START
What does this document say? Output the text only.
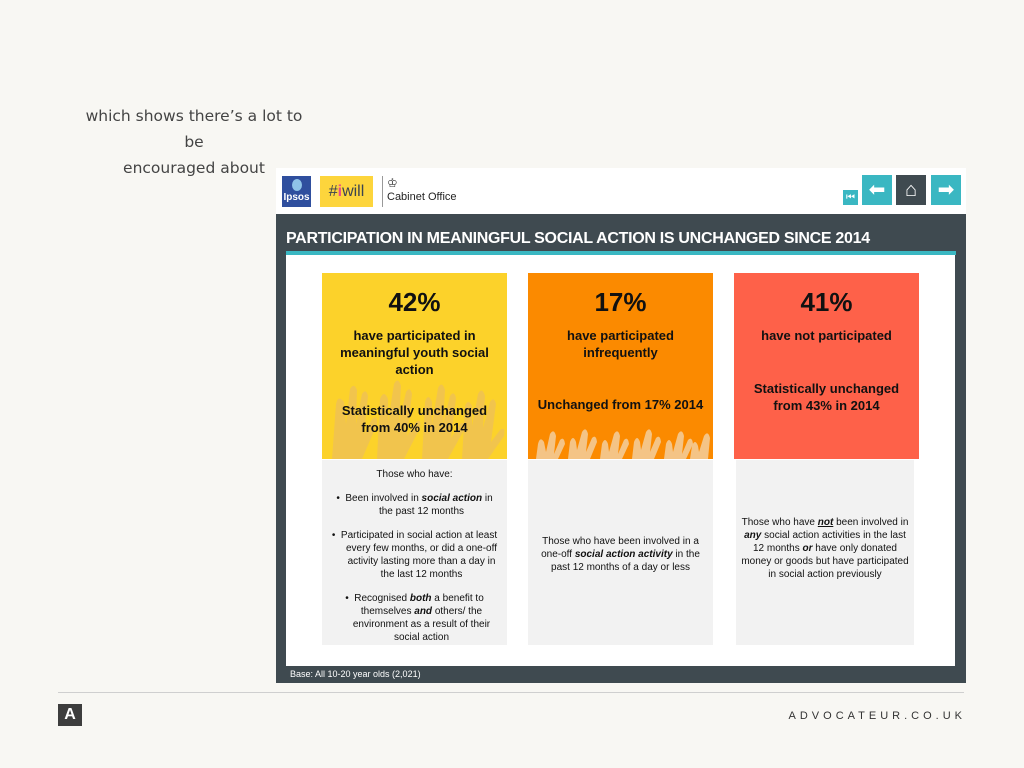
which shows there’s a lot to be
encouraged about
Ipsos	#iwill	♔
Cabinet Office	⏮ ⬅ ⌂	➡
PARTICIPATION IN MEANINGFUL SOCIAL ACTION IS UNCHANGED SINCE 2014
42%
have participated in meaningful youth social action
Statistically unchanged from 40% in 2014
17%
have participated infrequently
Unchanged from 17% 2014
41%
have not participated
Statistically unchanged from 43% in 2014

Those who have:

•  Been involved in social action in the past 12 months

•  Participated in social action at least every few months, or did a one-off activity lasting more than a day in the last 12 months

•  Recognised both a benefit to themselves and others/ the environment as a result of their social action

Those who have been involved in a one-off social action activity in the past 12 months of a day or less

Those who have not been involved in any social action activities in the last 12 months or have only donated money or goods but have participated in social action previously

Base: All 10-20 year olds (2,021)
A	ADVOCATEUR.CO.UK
END
◆ EXERCISE INSTRUCTIONS: Skipping the pictures, transcribe each line above exactly as it appears.

◆ FULL OUTPUT:
What does this document say? Output the text only.
which shows there’s a lot to be
encouraged about
Ipsos	#iwill	♔
Cabinet Office	⏮ ⬅ ⌂	➡
PARTICIPATION IN MEANINGFUL SOCIAL ACTION IS UNCHANGED SINCE 2014
42%
have participated in meaningful youth social action
Statistically unchanged from 40% in 2014
17%
have participated infrequently
Unchanged from 17% 2014
41%
have not participated
Statistically unchanged from 43% in 2014

Those who have:

•  Been involved in social action in the past 12 months

•  Participated in social action at least every few months, or did a one-off activity lasting more than a day in the last 12 months

•  Recognised both a benefit to themselves and others/ the environment as a result of their social action

Those who have been involved in a one-off social action activity in the past 12 months of a day or less

Those who have not been involved in any social action activities in the last 12 months or have only donated money or goods but have participated in social action previously

Base: All 10-20 year olds (2,021)
A	ADVOCATEUR.CO.UK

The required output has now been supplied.